• Problem
Transcribe all of the material below word for word and leave out its pictures.

• Data
::::::::::
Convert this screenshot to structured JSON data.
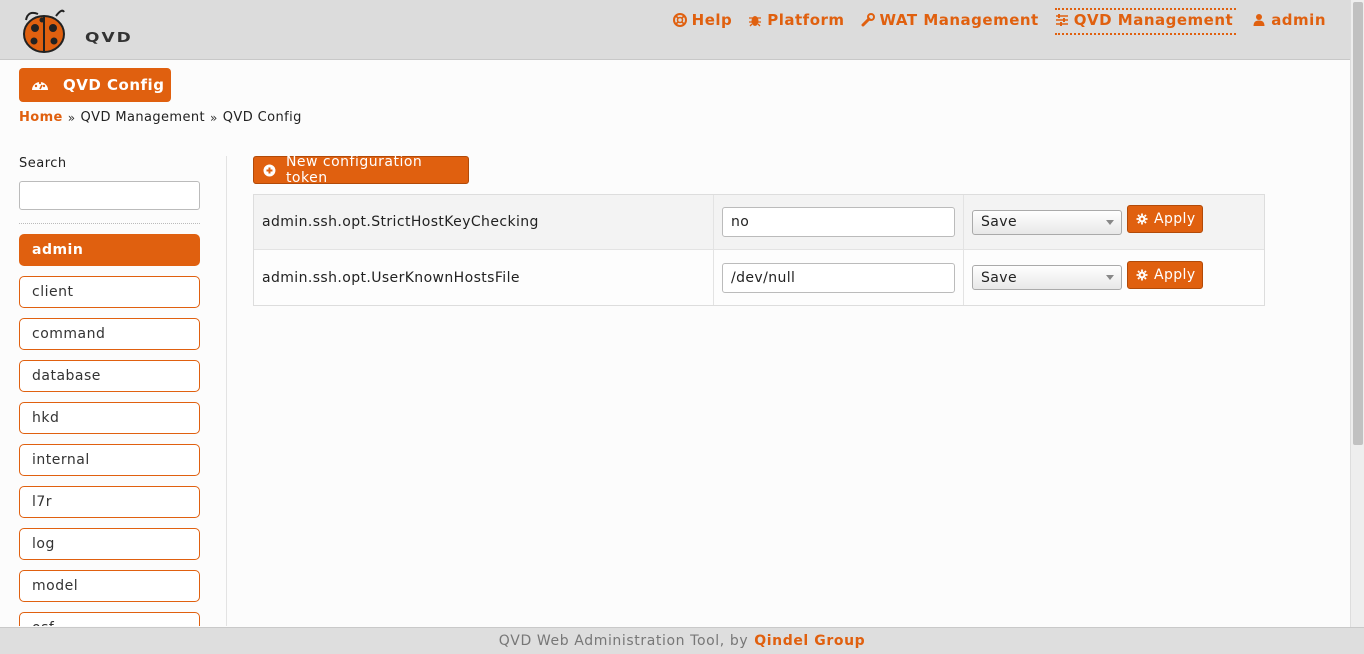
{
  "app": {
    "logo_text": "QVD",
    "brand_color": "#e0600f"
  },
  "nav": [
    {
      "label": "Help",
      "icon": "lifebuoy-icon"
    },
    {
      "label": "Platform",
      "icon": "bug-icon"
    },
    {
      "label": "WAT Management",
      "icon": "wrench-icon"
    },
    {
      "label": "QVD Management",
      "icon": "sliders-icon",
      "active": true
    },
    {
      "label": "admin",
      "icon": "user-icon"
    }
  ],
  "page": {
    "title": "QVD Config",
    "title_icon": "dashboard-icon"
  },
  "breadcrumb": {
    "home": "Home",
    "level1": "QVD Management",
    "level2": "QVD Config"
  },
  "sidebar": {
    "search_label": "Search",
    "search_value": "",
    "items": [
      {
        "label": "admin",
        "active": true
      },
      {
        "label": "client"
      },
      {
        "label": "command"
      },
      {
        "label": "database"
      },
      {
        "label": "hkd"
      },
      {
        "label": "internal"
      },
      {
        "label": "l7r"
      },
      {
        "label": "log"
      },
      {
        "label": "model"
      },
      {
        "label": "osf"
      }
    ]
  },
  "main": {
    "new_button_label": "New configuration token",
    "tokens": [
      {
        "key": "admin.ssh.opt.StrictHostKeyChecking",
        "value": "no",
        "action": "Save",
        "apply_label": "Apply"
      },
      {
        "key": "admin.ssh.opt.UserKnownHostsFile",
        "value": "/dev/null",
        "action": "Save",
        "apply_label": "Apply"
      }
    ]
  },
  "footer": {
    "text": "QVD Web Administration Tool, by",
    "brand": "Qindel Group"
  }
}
::::::::::
• Answer to this task
Convert this screenshot to structured JSON data.
{
  "app": {
    "logo_text": "QVD",
    "brand_color": "#e0600f"
  },
  "nav": [
    {
      "label": "Help",
      "icon": "lifebuoy-icon"
    },
    {
      "label": "Platform",
      "icon": "bug-icon"
    },
    {
      "label": "WAT Management",
      "icon": "wrench-icon"
    },
    {
      "label": "QVD Management",
      "icon": "sliders-icon",
      "active": true
    },
    {
      "label": "admin",
      "icon": "user-icon"
    }
  ],
  "page": {
    "title": "QVD Config",
    "title_icon": "dashboard-icon"
  },
  "breadcrumb": {
    "home": "Home",
    "level1": "QVD Management",
    "level2": "QVD Config"
  },
  "sidebar": {
    "search_label": "Search",
    "search_value": "",
    "items": [
      {
        "label": "admin",
        "active": true
      },
      {
        "label": "client"
      },
      {
        "label": "command"
      },
      {
        "label": "database"
      },
      {
        "label": "hkd"
      },
      {
        "label": "internal"
      },
      {
        "label": "l7r"
      },
      {
        "label": "log"
      },
      {
        "label": "model"
      },
      {
        "label": "osf"
      }
    ]
  },
  "main": {
    "new_button_label": "New configuration token",
    "tokens": [
      {
        "key": "admin.ssh.opt.StrictHostKeyChecking",
        "value": "no",
        "action": "Save",
        "apply_label": "Apply"
      },
      {
        "key": "admin.ssh.opt.UserKnownHostsFile",
        "value": "/dev/null",
        "action": "Save",
        "apply_label": "Apply"
      }
    ]
  },
  "footer": {
    "text": "QVD Web Administration Tool, by",
    "brand": "Qindel Group"
  }
}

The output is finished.